→ **EXERCISE DIRECTIONS**
Scan the lines below for the string "name" and copy every one that has it.

→ **GIVEN RECORDS**
########
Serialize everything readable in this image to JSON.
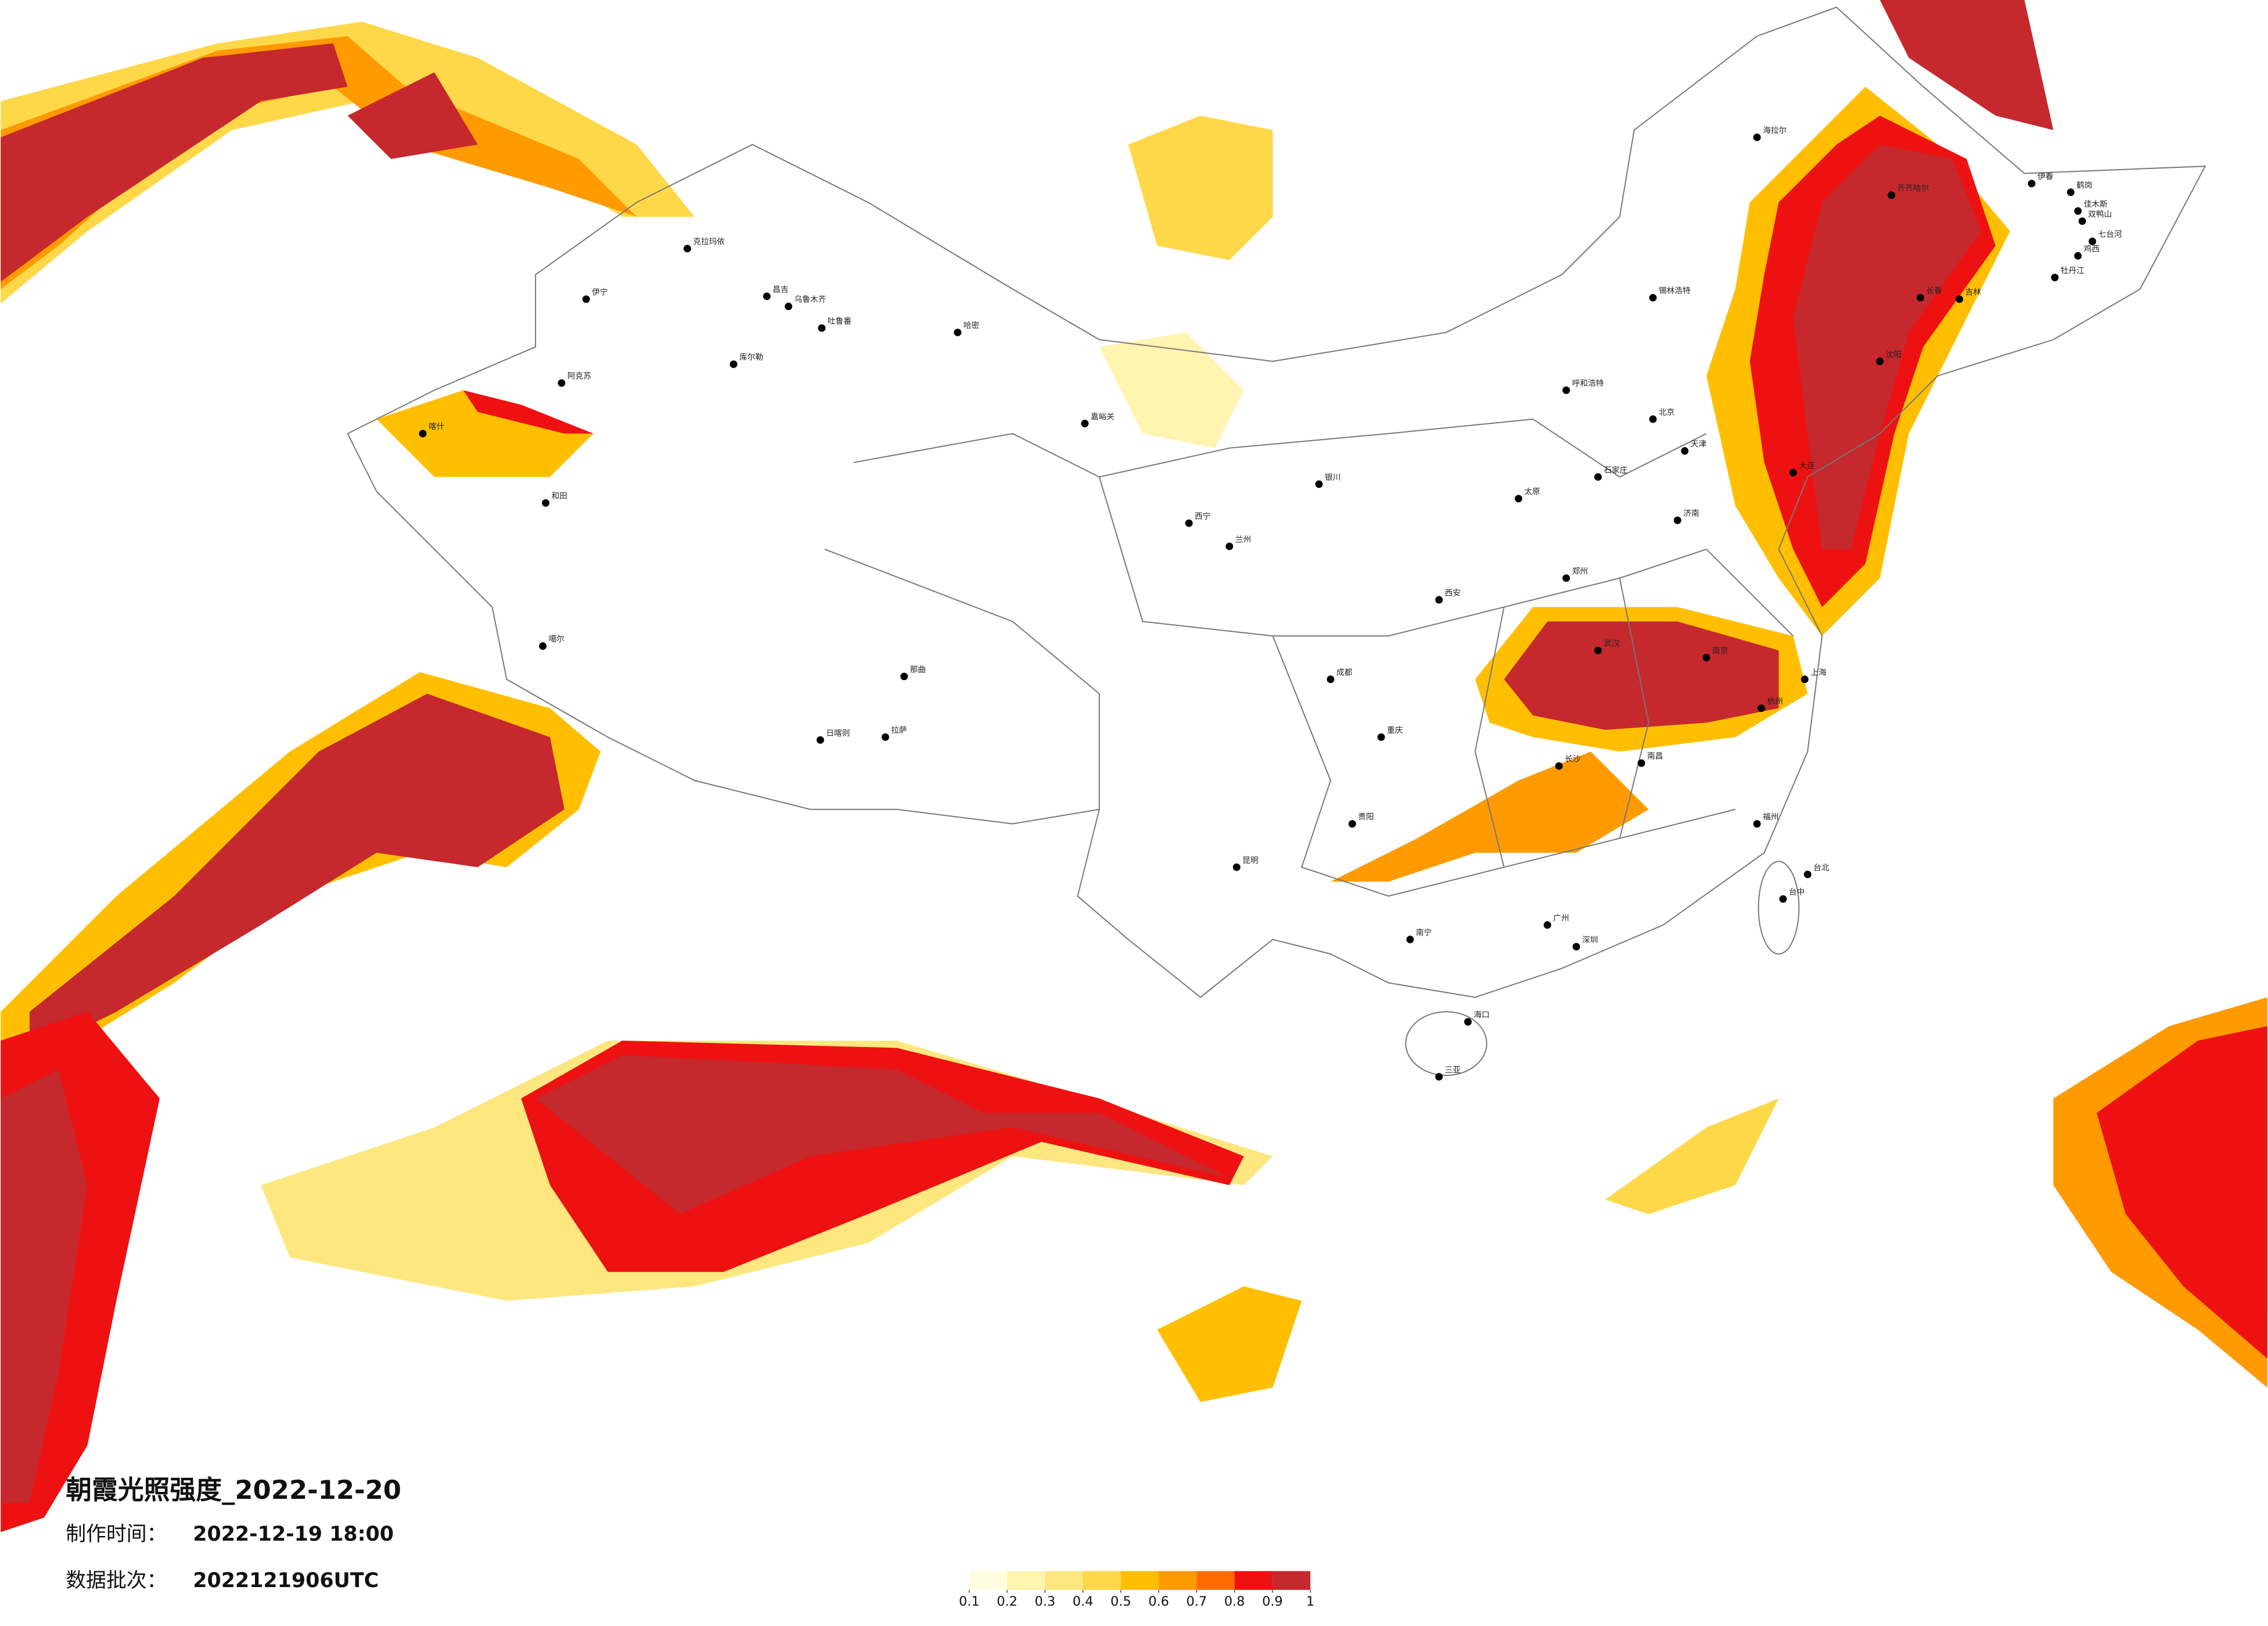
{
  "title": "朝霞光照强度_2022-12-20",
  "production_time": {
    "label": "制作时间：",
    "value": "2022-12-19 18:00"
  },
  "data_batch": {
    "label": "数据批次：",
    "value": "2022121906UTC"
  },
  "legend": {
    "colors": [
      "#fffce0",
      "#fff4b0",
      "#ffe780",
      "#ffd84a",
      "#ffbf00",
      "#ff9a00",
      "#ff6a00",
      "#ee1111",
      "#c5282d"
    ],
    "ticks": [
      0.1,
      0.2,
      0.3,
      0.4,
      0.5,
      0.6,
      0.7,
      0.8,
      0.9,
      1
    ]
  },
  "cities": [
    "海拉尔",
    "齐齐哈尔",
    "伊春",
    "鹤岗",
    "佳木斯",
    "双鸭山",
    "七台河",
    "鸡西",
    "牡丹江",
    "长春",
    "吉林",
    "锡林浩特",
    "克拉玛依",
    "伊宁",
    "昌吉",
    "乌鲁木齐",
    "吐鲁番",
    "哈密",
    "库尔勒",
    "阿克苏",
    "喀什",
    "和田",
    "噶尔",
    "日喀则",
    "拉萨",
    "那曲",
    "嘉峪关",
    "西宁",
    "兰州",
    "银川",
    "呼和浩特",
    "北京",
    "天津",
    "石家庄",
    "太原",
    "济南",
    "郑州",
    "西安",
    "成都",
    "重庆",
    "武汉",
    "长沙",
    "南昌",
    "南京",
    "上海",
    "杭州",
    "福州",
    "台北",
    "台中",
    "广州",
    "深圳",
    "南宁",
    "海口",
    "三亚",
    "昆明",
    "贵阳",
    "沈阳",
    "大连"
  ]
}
########
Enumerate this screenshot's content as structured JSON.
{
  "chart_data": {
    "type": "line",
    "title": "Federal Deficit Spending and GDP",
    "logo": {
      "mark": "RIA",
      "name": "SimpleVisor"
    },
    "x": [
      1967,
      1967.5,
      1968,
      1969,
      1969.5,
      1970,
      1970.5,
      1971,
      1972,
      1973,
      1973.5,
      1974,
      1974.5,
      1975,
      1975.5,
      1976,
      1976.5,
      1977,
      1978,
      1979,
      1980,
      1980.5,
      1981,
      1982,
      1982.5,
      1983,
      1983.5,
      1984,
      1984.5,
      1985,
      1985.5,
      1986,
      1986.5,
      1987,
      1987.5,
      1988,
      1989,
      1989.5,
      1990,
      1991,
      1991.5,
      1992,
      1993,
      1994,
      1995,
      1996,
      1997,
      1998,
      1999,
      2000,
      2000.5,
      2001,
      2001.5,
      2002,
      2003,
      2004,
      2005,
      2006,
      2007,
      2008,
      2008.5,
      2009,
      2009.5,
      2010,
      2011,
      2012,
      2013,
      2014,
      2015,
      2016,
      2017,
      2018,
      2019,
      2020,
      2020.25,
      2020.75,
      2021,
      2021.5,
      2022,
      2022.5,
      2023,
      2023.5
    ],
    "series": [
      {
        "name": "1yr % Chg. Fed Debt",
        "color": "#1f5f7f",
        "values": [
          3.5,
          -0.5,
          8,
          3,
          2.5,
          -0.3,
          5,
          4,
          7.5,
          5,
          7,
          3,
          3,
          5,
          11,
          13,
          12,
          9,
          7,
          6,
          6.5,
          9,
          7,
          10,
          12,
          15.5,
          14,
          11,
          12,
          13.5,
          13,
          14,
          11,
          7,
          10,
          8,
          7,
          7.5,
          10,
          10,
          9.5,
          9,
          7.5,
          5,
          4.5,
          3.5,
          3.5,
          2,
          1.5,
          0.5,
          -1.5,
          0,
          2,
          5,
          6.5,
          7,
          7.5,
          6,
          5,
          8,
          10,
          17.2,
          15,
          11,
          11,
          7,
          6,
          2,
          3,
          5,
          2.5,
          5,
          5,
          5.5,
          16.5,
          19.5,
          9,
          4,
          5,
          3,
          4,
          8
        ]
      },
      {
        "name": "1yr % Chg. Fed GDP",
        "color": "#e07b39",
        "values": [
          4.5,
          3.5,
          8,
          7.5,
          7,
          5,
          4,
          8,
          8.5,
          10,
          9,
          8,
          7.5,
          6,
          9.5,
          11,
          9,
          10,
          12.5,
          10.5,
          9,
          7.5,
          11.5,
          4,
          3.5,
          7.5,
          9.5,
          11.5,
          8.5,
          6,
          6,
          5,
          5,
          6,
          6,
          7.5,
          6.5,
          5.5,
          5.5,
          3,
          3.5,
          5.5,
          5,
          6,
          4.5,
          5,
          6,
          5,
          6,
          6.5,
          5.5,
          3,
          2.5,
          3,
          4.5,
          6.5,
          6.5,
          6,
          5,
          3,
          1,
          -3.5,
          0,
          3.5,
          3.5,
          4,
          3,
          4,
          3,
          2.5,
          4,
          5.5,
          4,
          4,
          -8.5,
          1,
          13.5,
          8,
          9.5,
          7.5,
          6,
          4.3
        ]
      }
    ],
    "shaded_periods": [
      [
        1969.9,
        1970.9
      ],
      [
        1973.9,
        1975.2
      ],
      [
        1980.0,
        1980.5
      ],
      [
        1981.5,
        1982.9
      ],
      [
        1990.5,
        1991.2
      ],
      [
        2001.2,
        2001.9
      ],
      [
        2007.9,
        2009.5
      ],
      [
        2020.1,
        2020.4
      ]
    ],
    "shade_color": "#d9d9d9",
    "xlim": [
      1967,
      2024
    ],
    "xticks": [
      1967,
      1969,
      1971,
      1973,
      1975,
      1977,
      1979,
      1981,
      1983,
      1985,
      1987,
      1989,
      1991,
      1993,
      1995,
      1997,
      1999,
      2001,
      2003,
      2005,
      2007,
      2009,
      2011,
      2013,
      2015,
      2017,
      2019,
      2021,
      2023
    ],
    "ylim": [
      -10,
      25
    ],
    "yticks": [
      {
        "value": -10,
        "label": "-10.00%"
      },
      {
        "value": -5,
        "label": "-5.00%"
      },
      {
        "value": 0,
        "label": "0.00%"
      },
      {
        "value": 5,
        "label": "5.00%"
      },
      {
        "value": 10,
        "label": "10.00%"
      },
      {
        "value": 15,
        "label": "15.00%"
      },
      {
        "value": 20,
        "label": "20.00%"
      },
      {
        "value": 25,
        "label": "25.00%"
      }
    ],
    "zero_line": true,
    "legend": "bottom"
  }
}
########
→ **TASK OUTPUT**
      "name": "SimpleVisor"
        "name": "1yr % Chg. Fed Debt",
        "name": "1yr % Chg. Fed GDP",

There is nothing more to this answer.